[BEGIN INPUT]
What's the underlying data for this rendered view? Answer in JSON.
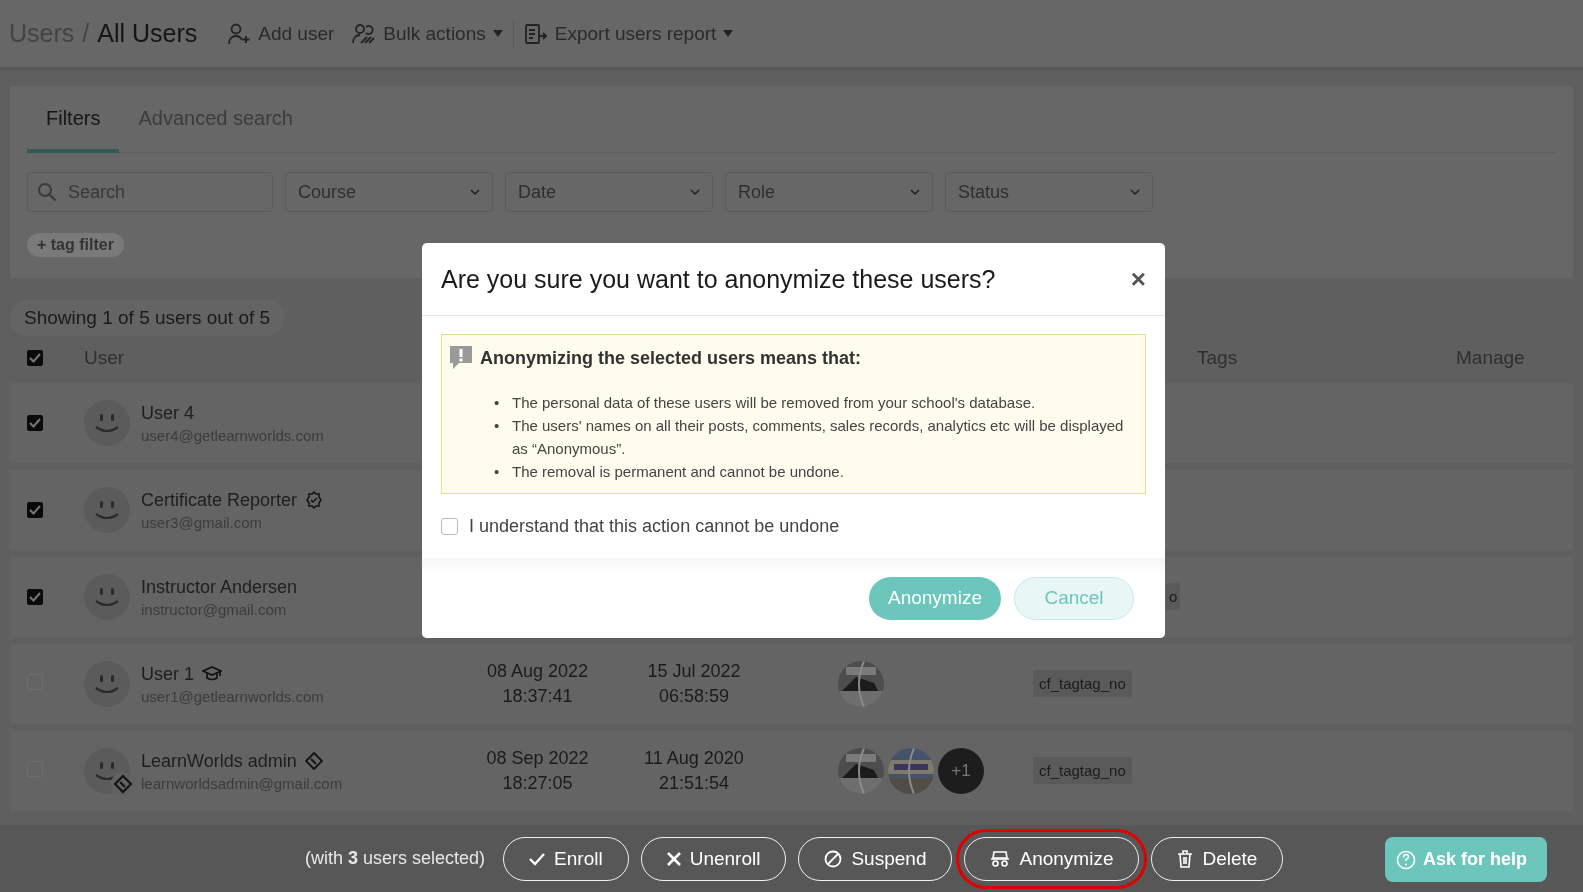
{
  "breadcrumb": [
    {
      "label": "Users",
      "current": false
    },
    {
      "label": "All Users",
      "current": true
    }
  ],
  "breadcrumb_separator": "/",
  "toolbar": [
    {
      "label": "Add user",
      "kind": "add",
      "dropdown": false
    },
    {
      "label": "Bulk actions",
      "kind": "bulk",
      "dropdown": true
    },
    {
      "label": "Export users report",
      "kind": "export",
      "dropdown": true
    }
  ],
  "tabs": [
    {
      "label": "Filters",
      "selected": true
    },
    {
      "label": "Advanced search",
      "selected": false
    }
  ],
  "filters": {
    "search": {
      "placeholder": "Search"
    },
    "dropdowns": [
      "Course",
      "Date",
      "Role",
      "Status"
    ],
    "tag_filter": "+ tag filter"
  },
  "summary": "Showing 1 of 5 users out of 5",
  "table": {
    "select_all": {
      "checked": true
    },
    "columns": [
      {
        "label": "User",
        "kind": "user"
      },
      {
        "label": "Tags",
        "kind": "tags"
      },
      {
        "label": "Manage",
        "kind": "manage"
      }
    ],
    "rows": [
      {
        "name": "User 4",
        "email": "user4@getlearnworlds.com",
        "checked": true,
        "avatar_badge": false
      },
      {
        "name": "Certificate Reporter",
        "email": "user3@gmail.com",
        "checked": true,
        "badges": [
          {
            "kind": "certificate"
          }
        ],
        "avatar_badge": false
      },
      {
        "name": "Instructor Andersen",
        "email": "instructor@gmail.com",
        "checked": true,
        "avatar_badge": false,
        "tags": [
          {
            "label": "o",
            "cut": true
          }
        ]
      },
      {
        "name": "User 1",
        "email": "user1@getlearnworlds.com",
        "checked": false,
        "badges": [
          {
            "kind": "graduation"
          }
        ],
        "avatar_badge": false,
        "date_1": [
          "08 Aug 2022",
          "18:37:41"
        ],
        "date_2": [
          "15 Jul 2022",
          "06:58:59"
        ],
        "courses": [
          {
            "kind": "picture"
          }
        ],
        "tags": [
          {
            "label": "cf_tagtag_no",
            "cut": false
          }
        ]
      },
      {
        "name": "LearnWorlds admin",
        "email": "learnworldsadmin@gmail.com",
        "checked": false,
        "badges": [
          {
            "kind": "diamond"
          }
        ],
        "avatar_badge": true,
        "date_1": [
          "08 Sep 2022",
          "18:27:05"
        ],
        "date_2": [
          "11 Aug 2020",
          "21:51:54"
        ],
        "courses": [
          {
            "kind": "picture"
          },
          {
            "kind": "picture"
          }
        ],
        "more_courses": "+1",
        "tags": [
          {
            "label": "cf_tagtag_no",
            "cut": false
          }
        ]
      }
    ]
  },
  "dialog": {
    "title": "Are you sure you want to anonymize these users?",
    "close": "×",
    "notice_title": "Anonymizing the selected users means that:",
    "bullet": "•",
    "notice_items": [
      "The personal data of these users will be removed from your school's database.",
      "The users' names on all their posts, comments, sales records, analytics etc will be displayed as “Anonymous”.",
      "The removal is permanent and cannot be undone."
    ],
    "confirm": {
      "label": "I understand that this action cannot be undone",
      "checked": false
    },
    "buttons": [
      {
        "label": "Anonymize",
        "kind": "primary"
      },
      {
        "label": "Cancel",
        "kind": "secondary"
      }
    ]
  },
  "bulk_bar": {
    "text": "(with **3** users selected)",
    "actions": [
      {
        "label": "Enroll",
        "kind": "check",
        "highlighted": false
      },
      {
        "label": "Unenroll",
        "kind": "cross",
        "highlighted": false
      },
      {
        "label": "Suspend",
        "kind": "ban",
        "highlighted": false
      },
      {
        "label": "Anonymize",
        "kind": "incognito",
        "highlighted": true
      },
      {
        "label": "Delete",
        "kind": "trash",
        "highlighted": false
      }
    ],
    "help": "Ask for help"
  }
}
[END INPUT]
■ **YOUR INSTRUCTIONS**:
From the listing, extract all text exactly as given and drop any picture.

■ **EXERCISE RESPONSE**:
What's the underlying data for this rendered view? Answer in JSON.
{
  "breadcrumb": [
    {
      "label": "Users",
      "current": false
    },
    {
      "label": "All Users",
      "current": true
    }
  ],
  "breadcrumb_separator": "/",
  "toolbar": [
    {
      "label": "Add user",
      "kind": "add",
      "dropdown": false
    },
    {
      "label": "Bulk actions",
      "kind": "bulk",
      "dropdown": true
    },
    {
      "label": "Export users report",
      "kind": "export",
      "dropdown": true
    }
  ],
  "tabs": [
    {
      "label": "Filters",
      "selected": true
    },
    {
      "label": "Advanced search",
      "selected": false
    }
  ],
  "filters": {
    "search": {
      "placeholder": "Search"
    },
    "dropdowns": [
      "Course",
      "Date",
      "Role",
      "Status"
    ],
    "tag_filter": "+ tag filter"
  },
  "summary": "Showing 1 of 5 users out of 5",
  "table": {
    "select_all": {
      "checked": true
    },
    "columns": [
      {
        "label": "User",
        "kind": "user"
      },
      {
        "label": "Tags",
        "kind": "tags"
      },
      {
        "label": "Manage",
        "kind": "manage"
      }
    ],
    "rows": [
      {
        "name": "User 4",
        "email": "user4@getlearnworlds.com",
        "checked": true,
        "avatar_badge": false
      },
      {
        "name": "Certificate Reporter",
        "email": "user3@gmail.com",
        "checked": true,
        "badges": [
          {
            "kind": "certificate"
          }
        ],
        "avatar_badge": false
      },
      {
        "name": "Instructor Andersen",
        "email": "instructor@gmail.com",
        "checked": true,
        "avatar_badge": false,
        "tags": [
          {
            "label": "o",
            "cut": true
          }
        ]
      },
      {
        "name": "User 1",
        "email": "user1@getlearnworlds.com",
        "checked": false,
        "badges": [
          {
            "kind": "graduation"
          }
        ],
        "avatar_badge": false,
        "date_1": [
          "08 Aug 2022",
          "18:37:41"
        ],
        "date_2": [
          "15 Jul 2022",
          "06:58:59"
        ],
        "courses": [
          {
            "kind": "picture"
          }
        ],
        "tags": [
          {
            "label": "cf_tagtag_no",
            "cut": false
          }
        ]
      },
      {
        "name": "LearnWorlds admin",
        "email": "learnworldsadmin@gmail.com",
        "checked": false,
        "badges": [
          {
            "kind": "diamond"
          }
        ],
        "avatar_badge": true,
        "date_1": [
          "08 Sep 2022",
          "18:27:05"
        ],
        "date_2": [
          "11 Aug 2020",
          "21:51:54"
        ],
        "courses": [
          {
            "kind": "picture"
          },
          {
            "kind": "picture"
          }
        ],
        "more_courses": "+1",
        "tags": [
          {
            "label": "cf_tagtag_no",
            "cut": false
          }
        ]
      }
    ]
  },
  "dialog": {
    "title": "Are you sure you want to anonymize these users?",
    "close": "×",
    "notice_title": "Anonymizing the selected users means that:",
    "bullet": "•",
    "notice_items": [
      "The personal data of these users will be removed from your school's database.",
      "The users' names on all their posts, comments, sales records, analytics etc will be displayed as “Anonymous”.",
      "The removal is permanent and cannot be undone."
    ],
    "confirm": {
      "label": "I understand that this action cannot be undone",
      "checked": false
    },
    "buttons": [
      {
        "label": "Anonymize",
        "kind": "primary"
      },
      {
        "label": "Cancel",
        "kind": "secondary"
      }
    ]
  },
  "bulk_bar": {
    "text": "(with **3** users selected)",
    "actions": [
      {
        "label": "Enroll",
        "kind": "check",
        "highlighted": false
      },
      {
        "label": "Unenroll",
        "kind": "cross",
        "highlighted": false
      },
      {
        "label": "Suspend",
        "kind": "ban",
        "highlighted": false
      },
      {
        "label": "Anonymize",
        "kind": "incognito",
        "highlighted": true
      },
      {
        "label": "Delete",
        "kind": "trash",
        "highlighted": false
      }
    ],
    "help": "Ask for help"
  }
}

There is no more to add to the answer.